» **SET PROBLEM**
Repeat the lines beginning at the one with "Output a JSON" and running to the end of the material, keeping the first and last of them, exactly as they appear.
------------------------------
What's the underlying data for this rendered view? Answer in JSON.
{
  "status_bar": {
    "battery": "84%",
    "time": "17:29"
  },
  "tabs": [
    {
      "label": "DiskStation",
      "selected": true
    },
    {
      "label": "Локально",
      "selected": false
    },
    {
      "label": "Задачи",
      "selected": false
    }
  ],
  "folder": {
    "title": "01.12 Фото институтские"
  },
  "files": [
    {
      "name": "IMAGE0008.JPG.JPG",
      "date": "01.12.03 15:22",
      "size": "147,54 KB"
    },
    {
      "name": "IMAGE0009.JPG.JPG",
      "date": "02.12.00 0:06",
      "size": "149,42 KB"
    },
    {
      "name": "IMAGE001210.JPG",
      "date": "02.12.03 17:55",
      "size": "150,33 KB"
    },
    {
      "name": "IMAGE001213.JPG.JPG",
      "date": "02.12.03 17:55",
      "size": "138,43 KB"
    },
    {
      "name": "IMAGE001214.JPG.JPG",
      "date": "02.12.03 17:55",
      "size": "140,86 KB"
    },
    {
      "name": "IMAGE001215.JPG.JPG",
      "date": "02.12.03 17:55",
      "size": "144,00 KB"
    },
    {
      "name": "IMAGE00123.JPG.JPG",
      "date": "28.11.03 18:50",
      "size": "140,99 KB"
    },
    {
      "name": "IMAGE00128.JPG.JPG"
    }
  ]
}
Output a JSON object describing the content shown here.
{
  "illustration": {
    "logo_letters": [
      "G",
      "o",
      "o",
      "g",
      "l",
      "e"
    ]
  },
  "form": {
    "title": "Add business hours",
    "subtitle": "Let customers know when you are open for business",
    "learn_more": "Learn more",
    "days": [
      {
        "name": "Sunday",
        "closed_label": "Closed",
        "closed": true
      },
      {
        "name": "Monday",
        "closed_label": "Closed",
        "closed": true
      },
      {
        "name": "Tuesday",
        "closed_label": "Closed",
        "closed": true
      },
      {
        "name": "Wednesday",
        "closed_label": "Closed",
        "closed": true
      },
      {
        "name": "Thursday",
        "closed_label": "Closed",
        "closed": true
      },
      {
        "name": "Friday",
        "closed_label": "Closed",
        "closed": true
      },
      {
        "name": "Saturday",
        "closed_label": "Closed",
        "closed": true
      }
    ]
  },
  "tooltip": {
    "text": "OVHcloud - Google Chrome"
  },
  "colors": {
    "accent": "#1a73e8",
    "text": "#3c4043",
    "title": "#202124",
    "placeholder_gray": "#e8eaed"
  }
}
------------------------------
» **TASK RESPONSE**
Output a JSON object describing the content shown here.
{
  "illustration": {
    "logo_letters": [
      "G",
      "o",
      "o",
      "g",
      "l",
      "e"
    ]
  },
  "form": {
    "title": "Add business hours",
    "subtitle": "Let customers know when you are open for business",
    "learn_more": "Learn more",
    "days": [
      {
        "name": "Sunday",
        "closed_label": "Closed",
        "closed": true
      },
      {
        "name": "Monday",
        "closed_label": "Closed",
        "closed": true
      },
      {
        "name": "Tuesday",
        "closed_label": "Closed",
        "closed": true
      },
      {
        "name": "Wednesday",
        "closed_label": "Closed",
        "closed": true
      },
      {
        "name": "Thursday",
        "closed_label": "Closed",
        "closed": true
      },
      {
        "name": "Friday",
        "closed_label": "Closed",
        "closed": true
      },
      {
        "name": "Saturday",
        "closed_label": "Closed",
        "closed": true
      }
    ]
  },
  "tooltip": {
    "text": "OVHcloud - Google Chrome"
  },
  "colors": {
    "accent": "#1a73e8",
    "text": "#3c4043",
    "title": "#202124",
    "placeholder_gray": "#e8eaed"
  }
}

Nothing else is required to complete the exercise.